-- Start The input --
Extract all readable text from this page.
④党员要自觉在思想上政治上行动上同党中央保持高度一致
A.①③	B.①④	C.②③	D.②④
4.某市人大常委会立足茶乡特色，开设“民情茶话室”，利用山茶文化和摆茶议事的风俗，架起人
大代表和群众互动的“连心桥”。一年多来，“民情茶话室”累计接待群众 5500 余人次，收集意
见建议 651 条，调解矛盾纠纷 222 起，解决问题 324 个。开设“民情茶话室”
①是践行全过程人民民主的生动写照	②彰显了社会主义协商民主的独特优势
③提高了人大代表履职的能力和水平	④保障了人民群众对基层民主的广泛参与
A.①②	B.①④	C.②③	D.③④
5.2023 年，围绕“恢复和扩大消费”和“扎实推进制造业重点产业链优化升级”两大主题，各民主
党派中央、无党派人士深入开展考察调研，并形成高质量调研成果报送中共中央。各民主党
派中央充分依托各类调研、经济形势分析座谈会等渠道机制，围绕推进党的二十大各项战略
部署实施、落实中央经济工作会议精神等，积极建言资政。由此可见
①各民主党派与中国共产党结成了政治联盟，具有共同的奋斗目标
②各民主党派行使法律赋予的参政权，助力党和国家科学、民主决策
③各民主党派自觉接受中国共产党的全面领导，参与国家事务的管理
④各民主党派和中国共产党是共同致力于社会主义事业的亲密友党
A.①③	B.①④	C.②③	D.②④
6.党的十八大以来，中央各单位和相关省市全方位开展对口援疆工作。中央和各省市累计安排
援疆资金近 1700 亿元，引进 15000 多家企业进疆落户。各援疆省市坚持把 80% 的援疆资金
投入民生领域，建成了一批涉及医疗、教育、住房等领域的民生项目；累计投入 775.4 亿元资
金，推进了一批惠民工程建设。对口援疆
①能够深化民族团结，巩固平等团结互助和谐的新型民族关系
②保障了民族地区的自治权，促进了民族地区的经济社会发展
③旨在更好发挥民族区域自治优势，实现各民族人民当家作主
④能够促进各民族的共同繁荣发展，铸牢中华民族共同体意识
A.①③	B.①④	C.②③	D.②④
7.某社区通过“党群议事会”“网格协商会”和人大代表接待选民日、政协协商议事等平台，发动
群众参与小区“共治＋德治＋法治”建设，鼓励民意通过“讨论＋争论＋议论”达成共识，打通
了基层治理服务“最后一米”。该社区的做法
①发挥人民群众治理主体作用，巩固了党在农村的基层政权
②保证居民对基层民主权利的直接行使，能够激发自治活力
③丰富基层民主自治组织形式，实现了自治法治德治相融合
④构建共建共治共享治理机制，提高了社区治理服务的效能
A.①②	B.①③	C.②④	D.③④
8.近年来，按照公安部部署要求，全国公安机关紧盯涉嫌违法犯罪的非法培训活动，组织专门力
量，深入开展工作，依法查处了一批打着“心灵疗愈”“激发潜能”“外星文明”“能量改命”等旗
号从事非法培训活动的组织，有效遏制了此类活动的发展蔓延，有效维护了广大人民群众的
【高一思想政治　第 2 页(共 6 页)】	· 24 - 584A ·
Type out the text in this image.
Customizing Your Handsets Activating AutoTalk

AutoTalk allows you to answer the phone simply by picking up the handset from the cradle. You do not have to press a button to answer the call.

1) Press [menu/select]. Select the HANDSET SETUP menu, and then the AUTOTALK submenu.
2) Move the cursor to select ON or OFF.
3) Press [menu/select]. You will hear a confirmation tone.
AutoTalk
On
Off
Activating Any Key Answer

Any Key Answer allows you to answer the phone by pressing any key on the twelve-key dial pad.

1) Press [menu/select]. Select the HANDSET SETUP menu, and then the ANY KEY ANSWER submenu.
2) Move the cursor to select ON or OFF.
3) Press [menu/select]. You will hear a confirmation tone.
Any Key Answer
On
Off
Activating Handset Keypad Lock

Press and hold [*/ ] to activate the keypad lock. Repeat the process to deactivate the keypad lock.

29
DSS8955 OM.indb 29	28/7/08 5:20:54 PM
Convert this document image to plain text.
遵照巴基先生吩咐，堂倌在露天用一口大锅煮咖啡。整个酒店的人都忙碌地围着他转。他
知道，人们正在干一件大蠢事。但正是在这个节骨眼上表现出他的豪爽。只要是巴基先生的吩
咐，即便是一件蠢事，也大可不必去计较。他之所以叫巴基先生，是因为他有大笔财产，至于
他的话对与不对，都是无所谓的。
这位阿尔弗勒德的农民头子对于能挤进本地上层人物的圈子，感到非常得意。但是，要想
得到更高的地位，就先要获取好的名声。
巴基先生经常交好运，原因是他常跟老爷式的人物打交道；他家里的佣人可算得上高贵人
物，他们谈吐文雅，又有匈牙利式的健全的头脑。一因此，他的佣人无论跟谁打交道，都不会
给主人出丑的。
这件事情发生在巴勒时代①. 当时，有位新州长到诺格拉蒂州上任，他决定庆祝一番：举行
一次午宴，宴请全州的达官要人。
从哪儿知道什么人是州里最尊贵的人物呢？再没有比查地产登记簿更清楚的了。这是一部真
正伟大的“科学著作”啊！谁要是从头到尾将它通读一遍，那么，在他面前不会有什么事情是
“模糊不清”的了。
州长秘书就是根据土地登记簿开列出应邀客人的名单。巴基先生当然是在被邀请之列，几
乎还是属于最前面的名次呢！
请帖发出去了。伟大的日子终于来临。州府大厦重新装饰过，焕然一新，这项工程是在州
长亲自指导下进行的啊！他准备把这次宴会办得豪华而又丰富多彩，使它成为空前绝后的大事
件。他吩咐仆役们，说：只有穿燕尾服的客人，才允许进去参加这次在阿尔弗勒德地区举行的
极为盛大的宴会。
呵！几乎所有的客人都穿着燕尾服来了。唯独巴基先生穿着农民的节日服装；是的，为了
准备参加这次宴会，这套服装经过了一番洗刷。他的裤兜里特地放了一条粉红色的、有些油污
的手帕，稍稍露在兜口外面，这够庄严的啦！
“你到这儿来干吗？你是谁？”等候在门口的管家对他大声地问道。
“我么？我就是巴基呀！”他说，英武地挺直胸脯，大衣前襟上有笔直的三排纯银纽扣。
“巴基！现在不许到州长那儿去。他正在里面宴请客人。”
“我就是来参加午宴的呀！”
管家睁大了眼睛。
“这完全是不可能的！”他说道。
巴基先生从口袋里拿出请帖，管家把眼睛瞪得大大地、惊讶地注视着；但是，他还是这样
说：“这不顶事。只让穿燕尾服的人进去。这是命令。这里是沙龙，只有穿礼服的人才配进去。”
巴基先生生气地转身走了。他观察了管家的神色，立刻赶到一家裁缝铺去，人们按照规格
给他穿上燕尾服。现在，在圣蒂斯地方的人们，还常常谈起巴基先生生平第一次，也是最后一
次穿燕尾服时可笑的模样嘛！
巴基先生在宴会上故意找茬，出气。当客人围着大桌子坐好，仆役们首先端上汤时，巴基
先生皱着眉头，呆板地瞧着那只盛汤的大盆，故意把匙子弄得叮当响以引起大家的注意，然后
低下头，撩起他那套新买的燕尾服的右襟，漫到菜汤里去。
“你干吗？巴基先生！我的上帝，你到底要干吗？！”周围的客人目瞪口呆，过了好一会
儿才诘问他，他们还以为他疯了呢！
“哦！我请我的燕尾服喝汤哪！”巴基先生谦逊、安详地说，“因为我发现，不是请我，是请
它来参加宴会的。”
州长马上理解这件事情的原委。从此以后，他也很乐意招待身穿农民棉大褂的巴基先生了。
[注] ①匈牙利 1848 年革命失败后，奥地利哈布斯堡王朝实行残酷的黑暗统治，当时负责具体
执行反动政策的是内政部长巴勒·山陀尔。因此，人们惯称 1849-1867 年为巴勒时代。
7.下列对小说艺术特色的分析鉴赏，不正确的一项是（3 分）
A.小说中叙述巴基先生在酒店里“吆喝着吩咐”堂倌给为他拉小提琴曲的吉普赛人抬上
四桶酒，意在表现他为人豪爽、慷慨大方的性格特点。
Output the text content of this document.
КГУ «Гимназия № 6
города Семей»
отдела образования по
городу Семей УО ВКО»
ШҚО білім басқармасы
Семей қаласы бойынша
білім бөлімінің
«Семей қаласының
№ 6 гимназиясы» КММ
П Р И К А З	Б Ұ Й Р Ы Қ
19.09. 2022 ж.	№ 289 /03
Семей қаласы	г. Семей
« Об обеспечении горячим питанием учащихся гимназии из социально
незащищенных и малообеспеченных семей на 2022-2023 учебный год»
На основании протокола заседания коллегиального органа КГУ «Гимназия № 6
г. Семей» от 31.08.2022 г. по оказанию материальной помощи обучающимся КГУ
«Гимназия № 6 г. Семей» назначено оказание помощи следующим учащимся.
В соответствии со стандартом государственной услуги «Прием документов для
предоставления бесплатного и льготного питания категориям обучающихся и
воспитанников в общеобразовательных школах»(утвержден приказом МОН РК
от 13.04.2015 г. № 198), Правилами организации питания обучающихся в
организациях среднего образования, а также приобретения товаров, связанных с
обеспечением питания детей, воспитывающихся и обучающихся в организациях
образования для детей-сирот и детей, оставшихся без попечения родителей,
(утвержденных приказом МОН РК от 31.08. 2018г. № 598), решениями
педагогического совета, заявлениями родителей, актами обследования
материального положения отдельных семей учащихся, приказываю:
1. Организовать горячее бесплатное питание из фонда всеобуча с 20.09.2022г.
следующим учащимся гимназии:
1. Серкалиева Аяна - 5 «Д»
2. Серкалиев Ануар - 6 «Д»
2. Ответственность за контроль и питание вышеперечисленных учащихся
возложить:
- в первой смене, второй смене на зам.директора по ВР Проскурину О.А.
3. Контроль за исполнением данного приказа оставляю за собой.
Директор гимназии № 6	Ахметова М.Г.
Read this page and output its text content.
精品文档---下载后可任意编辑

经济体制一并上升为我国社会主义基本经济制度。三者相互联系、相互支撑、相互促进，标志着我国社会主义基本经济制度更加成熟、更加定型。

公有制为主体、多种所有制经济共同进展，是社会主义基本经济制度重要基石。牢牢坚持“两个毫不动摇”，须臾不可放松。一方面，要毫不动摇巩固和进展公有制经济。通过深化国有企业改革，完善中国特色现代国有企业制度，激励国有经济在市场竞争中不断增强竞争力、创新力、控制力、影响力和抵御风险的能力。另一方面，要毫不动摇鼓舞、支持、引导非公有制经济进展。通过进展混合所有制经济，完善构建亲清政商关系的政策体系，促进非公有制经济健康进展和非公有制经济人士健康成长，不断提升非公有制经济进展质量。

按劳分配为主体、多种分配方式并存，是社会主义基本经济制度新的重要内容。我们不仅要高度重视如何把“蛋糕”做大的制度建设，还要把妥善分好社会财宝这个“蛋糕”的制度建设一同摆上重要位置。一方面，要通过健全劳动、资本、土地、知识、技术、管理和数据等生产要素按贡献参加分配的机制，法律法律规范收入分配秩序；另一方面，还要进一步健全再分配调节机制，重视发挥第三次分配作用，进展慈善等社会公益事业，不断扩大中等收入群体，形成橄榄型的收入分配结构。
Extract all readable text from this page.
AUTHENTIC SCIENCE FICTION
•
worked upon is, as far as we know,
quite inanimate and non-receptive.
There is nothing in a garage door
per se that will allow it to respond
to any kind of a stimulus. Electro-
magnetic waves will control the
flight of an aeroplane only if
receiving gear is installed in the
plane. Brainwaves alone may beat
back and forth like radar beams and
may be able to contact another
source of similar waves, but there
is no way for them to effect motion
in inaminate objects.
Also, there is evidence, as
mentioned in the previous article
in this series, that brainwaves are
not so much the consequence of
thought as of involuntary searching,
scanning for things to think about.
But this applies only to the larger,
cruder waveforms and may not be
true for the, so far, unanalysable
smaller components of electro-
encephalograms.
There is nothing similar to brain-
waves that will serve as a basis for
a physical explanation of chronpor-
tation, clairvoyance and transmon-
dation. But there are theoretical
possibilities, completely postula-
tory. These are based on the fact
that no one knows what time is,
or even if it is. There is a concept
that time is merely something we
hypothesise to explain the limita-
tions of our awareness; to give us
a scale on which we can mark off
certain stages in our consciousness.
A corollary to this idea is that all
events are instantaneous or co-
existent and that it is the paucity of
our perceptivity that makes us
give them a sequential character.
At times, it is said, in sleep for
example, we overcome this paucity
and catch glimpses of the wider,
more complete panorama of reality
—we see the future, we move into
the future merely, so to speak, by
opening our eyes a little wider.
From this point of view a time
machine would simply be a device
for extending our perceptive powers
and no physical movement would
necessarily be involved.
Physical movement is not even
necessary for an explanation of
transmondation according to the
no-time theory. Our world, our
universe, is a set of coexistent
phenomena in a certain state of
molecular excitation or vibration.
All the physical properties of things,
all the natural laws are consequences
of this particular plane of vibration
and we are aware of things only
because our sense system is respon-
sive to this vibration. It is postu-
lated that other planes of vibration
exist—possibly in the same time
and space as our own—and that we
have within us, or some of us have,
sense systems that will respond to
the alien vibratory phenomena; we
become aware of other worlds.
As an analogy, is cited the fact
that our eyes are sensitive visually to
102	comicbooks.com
-- End The input --
Objective -
Look through the listing above. Pick out each line with "vibration" and copy it.

Correct output -
molecular excitation or vibration.
of this particular plane of vibration
sive to this vibration. It is postu-
lated that other planes of vibration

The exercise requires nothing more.